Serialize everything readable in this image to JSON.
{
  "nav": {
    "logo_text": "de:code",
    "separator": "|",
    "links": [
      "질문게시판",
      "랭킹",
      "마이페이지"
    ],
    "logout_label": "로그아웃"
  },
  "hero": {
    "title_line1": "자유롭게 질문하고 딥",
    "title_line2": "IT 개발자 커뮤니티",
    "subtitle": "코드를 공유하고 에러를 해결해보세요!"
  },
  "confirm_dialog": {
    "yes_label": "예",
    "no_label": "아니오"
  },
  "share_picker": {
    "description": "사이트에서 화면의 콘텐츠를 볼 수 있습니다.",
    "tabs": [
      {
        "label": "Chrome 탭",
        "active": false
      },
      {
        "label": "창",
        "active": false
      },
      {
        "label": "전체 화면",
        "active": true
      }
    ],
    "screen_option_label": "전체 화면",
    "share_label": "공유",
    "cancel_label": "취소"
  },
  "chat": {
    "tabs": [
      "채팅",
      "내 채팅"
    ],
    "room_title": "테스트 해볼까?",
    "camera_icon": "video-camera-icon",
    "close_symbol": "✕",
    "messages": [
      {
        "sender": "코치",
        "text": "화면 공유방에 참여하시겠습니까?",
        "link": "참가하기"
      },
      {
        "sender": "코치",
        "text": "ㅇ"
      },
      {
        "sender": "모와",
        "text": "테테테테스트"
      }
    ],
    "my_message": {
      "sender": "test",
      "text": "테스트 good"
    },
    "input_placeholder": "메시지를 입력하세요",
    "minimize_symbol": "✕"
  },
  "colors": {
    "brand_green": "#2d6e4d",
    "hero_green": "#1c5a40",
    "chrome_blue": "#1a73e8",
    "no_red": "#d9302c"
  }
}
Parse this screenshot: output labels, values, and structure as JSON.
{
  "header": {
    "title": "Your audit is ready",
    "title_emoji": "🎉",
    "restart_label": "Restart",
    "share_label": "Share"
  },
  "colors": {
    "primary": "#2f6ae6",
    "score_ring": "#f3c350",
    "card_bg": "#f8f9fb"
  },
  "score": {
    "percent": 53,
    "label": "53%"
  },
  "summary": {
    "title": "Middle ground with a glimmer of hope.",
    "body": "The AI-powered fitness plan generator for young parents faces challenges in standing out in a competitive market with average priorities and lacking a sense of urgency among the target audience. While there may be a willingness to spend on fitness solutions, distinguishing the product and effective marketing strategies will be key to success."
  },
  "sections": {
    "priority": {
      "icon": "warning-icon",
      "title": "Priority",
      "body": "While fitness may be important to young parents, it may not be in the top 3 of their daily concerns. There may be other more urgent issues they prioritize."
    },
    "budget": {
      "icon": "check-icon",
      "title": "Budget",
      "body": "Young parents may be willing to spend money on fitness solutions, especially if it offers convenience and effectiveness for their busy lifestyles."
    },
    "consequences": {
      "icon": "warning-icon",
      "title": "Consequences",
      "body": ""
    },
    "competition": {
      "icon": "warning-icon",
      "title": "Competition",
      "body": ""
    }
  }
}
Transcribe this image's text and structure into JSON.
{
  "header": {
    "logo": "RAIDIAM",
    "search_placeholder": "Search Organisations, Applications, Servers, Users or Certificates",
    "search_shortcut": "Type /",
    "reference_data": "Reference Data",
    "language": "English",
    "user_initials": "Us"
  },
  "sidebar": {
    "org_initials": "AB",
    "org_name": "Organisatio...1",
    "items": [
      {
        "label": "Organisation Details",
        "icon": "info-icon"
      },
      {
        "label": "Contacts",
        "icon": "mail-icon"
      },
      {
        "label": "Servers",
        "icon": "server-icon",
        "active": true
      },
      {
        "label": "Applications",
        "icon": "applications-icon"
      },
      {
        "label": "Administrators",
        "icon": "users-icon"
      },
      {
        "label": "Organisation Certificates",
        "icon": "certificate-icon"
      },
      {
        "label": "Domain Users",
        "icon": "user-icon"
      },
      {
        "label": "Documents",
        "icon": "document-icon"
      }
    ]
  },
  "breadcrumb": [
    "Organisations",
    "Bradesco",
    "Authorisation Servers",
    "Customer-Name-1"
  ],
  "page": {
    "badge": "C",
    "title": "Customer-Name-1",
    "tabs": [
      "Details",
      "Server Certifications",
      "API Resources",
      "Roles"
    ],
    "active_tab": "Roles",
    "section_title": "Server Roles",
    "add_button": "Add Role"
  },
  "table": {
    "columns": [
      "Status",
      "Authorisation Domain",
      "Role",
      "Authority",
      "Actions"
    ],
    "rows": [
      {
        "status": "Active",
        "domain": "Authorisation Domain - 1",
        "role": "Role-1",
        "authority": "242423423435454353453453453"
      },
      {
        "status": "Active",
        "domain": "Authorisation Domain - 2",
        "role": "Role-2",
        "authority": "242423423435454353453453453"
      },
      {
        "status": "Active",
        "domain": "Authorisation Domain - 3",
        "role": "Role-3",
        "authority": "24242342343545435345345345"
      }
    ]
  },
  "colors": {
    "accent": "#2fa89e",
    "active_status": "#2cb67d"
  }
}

(Aim) Reproduce the listing above verbatim, from first line to last.

(Correct answer)
Serialize everything readable in this image to JSON.
{
  "nav": {
    "logo_text": "de:code",
    "separator": "|",
    "links": [
      "질문게시판",
      "랭킹",
      "마이페이지"
    ],
    "logout_label": "로그아웃"
  },
  "hero": {
    "title_line1": "자유롭게 질문하고 딥",
    "title_line2": "IT 개발자 커뮤니티",
    "subtitle": "코드를 공유하고 에러를 해결해보세요!"
  },
  "confirm_dialog": {
    "yes_label": "예",
    "no_label": "아니오"
  },
  "share_picker": {
    "description": "사이트에서 화면의 콘텐츠를 볼 수 있습니다.",
    "tabs": [
      {
        "label": "Chrome 탭",
        "active": false
      },
      {
        "label": "창",
        "active": false
      },
      {
        "label": "전체 화면",
        "active": true
      }
    ],
    "screen_option_label": "전체 화면",
    "share_label": "공유",
    "cancel_label": "취소"
  },
  "chat": {
    "tabs": [
      "채팅",
      "내 채팅"
    ],
    "room_title": "테스트 해볼까?",
    "camera_icon": "video-camera-icon",
    "close_symbol": "✕",
    "messages": [
      {
        "sender": "코치",
        "text": "화면 공유방에 참여하시겠습니까?",
        "link": "참가하기"
      },
      {
        "sender": "코치",
        "text": "ㅇ"
      },
      {
        "sender": "모와",
        "text": "테테테테스트"
      }
    ],
    "my_message": {
      "sender": "test",
      "text": "테스트 good"
    },
    "input_placeholder": "메시지를 입력하세요",
    "minimize_symbol": "✕"
  },
  "colors": {
    "brand_green": "#2d6e4d",
    "hero_green": "#1c5a40",
    "chrome_blue": "#1a73e8",
    "no_red": "#d9302c"
  }
}
Parse this screenshot: output labels, values, and structure as JSON.
{
  "header": {
    "title": "Your audit is ready",
    "title_emoji": "🎉",
    "restart_label": "Restart",
    "share_label": "Share"
  },
  "colors": {
    "primary": "#2f6ae6",
    "score_ring": "#f3c350",
    "card_bg": "#f8f9fb"
  },
  "score": {
    "percent": 53,
    "label": "53%"
  },
  "summary": {
    "title": "Middle ground with a glimmer of hope.",
    "body": "The AI-powered fitness plan generator for young parents faces challenges in standing out in a competitive market with average priorities and lacking a sense of urgency among the target audience. While there may be a willingness to spend on fitness solutions, distinguishing the product and effective marketing strategies will be key to success."
  },
  "sections": {
    "priority": {
      "icon": "warning-icon",
      "title": "Priority",
      "body": "While fitness may be important to young parents, it may not be in the top 3 of their daily concerns. There may be other more urgent issues they prioritize."
    },
    "budget": {
      "icon": "check-icon",
      "title": "Budget",
      "body": "Young parents may be willing to spend money on fitness solutions, especially if it offers convenience and effectiveness for their busy lifestyles."
    },
    "consequences": {
      "icon": "warning-icon",
      "title": "Consequences",
      "body": ""
    },
    "competition": {
      "icon": "warning-icon",
      "title": "Competition",
      "body": ""
    }
  }
}
Transcribe this image's text and structure into JSON.
{
  "header": {
    "logo": "RAIDIAM",
    "search_placeholder": "Search Organisations, Applications, Servers, Users or Certificates",
    "search_shortcut": "Type /",
    "reference_data": "Reference Data",
    "language": "English",
    "user_initials": "Us"
  },
  "sidebar": {
    "org_initials": "AB",
    "org_name": "Organisatio...1",
    "items": [
      {
        "label": "Organisation Details",
        "icon": "info-icon"
      },
      {
        "label": "Contacts",
        "icon": "mail-icon"
      },
      {
        "label": "Servers",
        "icon": "server-icon",
        "active": true
      },
      {
        "label": "Applications",
        "icon": "applications-icon"
      },
      {
        "label": "Administrators",
        "icon": "users-icon"
      },
      {
        "label": "Organisation Certificates",
        "icon": "certificate-icon"
      },
      {
        "label": "Domain Users",
        "icon": "user-icon"
      },
      {
        "label": "Documents",
        "icon": "document-icon"
      }
    ]
  },
  "breadcrumb": [
    "Organisations",
    "Bradesco",
    "Authorisation Servers",
    "Customer-Name-1"
  ],
  "page": {
    "badge": "C",
    "title": "Customer-Name-1",
    "tabs": [
      "Details",
      "Server Certifications",
      "API Resources",
      "Roles"
    ],
    "active_tab": "Roles",
    "section_title": "Server Roles",
    "add_button": "Add Role"
  },
  "table": {
    "columns": [
      "Status",
      "Authorisation Domain",
      "Role",
      "Authority",
      "Actions"
    ],
    "rows": [
      {
        "status": "Active",
        "domain": "Authorisation Domain - 1",
        "role": "Role-1",
        "authority": "242423423435454353453453453"
      },
      {
        "status": "Active",
        "domain": "Authorisation Domain - 2",
        "role": "Role-2",
        "authority": "242423423435454353453453453"
      },
      {
        "status": "Active",
        "domain": "Authorisation Domain - 3",
        "role": "Role-3",
        "authority": "24242342343545435345345345"
      }
    ]
  },
  "colors": {
    "accent": "#2fa89e",
    "active_status": "#2cb67d"
  }
}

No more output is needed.